Dataset excerpt
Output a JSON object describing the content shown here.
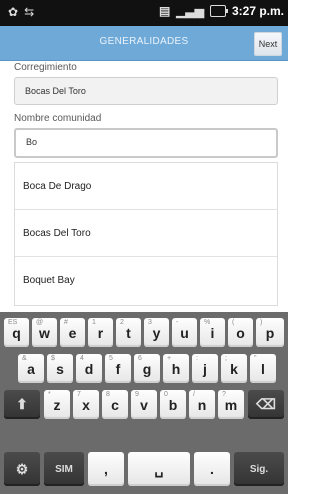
{
  "status_bar": {
    "time": "3:27 p.m."
  },
  "top_bar": {
    "title": "GENERALIDADES",
    "next_label": "Next"
  },
  "form": {
    "corregimiento": {
      "label": "Corregimiento",
      "value": "Bocas Del Toro"
    },
    "nombre_comunidad": {
      "label": "Nombre comunidad",
      "value": "Bo"
    }
  },
  "suggestions": [
    "Boca De Drago",
    "Bocas Del Toro",
    "Boquet Bay"
  ],
  "keyboard": {
    "row1": [
      {
        "char": "q",
        "alt": "ES"
      },
      {
        "char": "w",
        "alt": "@"
      },
      {
        "char": "e",
        "alt": "#"
      },
      {
        "char": "r",
        "alt": "1"
      },
      {
        "char": "t",
        "alt": "2"
      },
      {
        "char": "y",
        "alt": "3"
      },
      {
        "char": "u",
        "alt": "-"
      },
      {
        "char": "i",
        "alt": "%"
      },
      {
        "char": "o",
        "alt": "("
      },
      {
        "char": "p",
        "alt": ")"
      }
    ],
    "row2": [
      {
        "char": "a",
        "alt": "&"
      },
      {
        "char": "s",
        "alt": "$"
      },
      {
        "char": "d",
        "alt": "4"
      },
      {
        "char": "f",
        "alt": "5"
      },
      {
        "char": "g",
        "alt": "6"
      },
      {
        "char": "h",
        "alt": "+"
      },
      {
        "char": "j",
        "alt": ":"
      },
      {
        "char": "k",
        "alt": ";"
      },
      {
        "char": "l",
        "alt": "\""
      }
    ],
    "row3": [
      {
        "char": "z",
        "alt": "*"
      },
      {
        "char": "x",
        "alt": "7"
      },
      {
        "char": "c",
        "alt": "8"
      },
      {
        "char": "v",
        "alt": "9"
      },
      {
        "char": "b",
        "alt": "0"
      },
      {
        "char": "n",
        "alt": "/"
      },
      {
        "char": "m",
        "alt": "?"
      }
    ],
    "bottom": {
      "sym_label": "SIM",
      "comma": ",",
      "period": ".",
      "enter_label": "Sig."
    }
  }
}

Exercise instructions:
Copy each line exactly, and leave the pictures out of your copy.

Solution:
Output a JSON object describing the content shown here.
{
  "status_bar": {
    "time": "3:27 p.m."
  },
  "top_bar": {
    "title": "GENERALIDADES",
    "next_label": "Next"
  },
  "form": {
    "corregimiento": {
      "label": "Corregimiento",
      "value": "Bocas Del Toro"
    },
    "nombre_comunidad": {
      "label": "Nombre comunidad",
      "value": "Bo"
    }
  },
  "suggestions": [
    "Boca De Drago",
    "Bocas Del Toro",
    "Boquet Bay"
  ],
  "keyboard": {
    "row1": [
      {
        "char": "q",
        "alt": "ES"
      },
      {
        "char": "w",
        "alt": "@"
      },
      {
        "char": "e",
        "alt": "#"
      },
      {
        "char": "r",
        "alt": "1"
      },
      {
        "char": "t",
        "alt": "2"
      },
      {
        "char": "y",
        "alt": "3"
      },
      {
        "char": "u",
        "alt": "-"
      },
      {
        "char": "i",
        "alt": "%"
      },
      {
        "char": "o",
        "alt": "("
      },
      {
        "char": "p",
        "alt": ")"
      }
    ],
    "row2": [
      {
        "char": "a",
        "alt": "&"
      },
      {
        "char": "s",
        "alt": "$"
      },
      {
        "char": "d",
        "alt": "4"
      },
      {
        "char": "f",
        "alt": "5"
      },
      {
        "char": "g",
        "alt": "6"
      },
      {
        "char": "h",
        "alt": "+"
      },
      {
        "char": "j",
        "alt": ":"
      },
      {
        "char": "k",
        "alt": ";"
      },
      {
        "char": "l",
        "alt": "\""
      }
    ],
    "row3": [
      {
        "char": "z",
        "alt": "*"
      },
      {
        "char": "x",
        "alt": "7"
      },
      {
        "char": "c",
        "alt": "8"
      },
      {
        "char": "v",
        "alt": "9"
      },
      {
        "char": "b",
        "alt": "0"
      },
      {
        "char": "n",
        "alt": "/"
      },
      {
        "char": "m",
        "alt": "?"
      }
    ],
    "bottom": {
      "sym_label": "SIM",
      "comma": ",",
      "period": ".",
      "enter_label": "Sig."
    }
  }
}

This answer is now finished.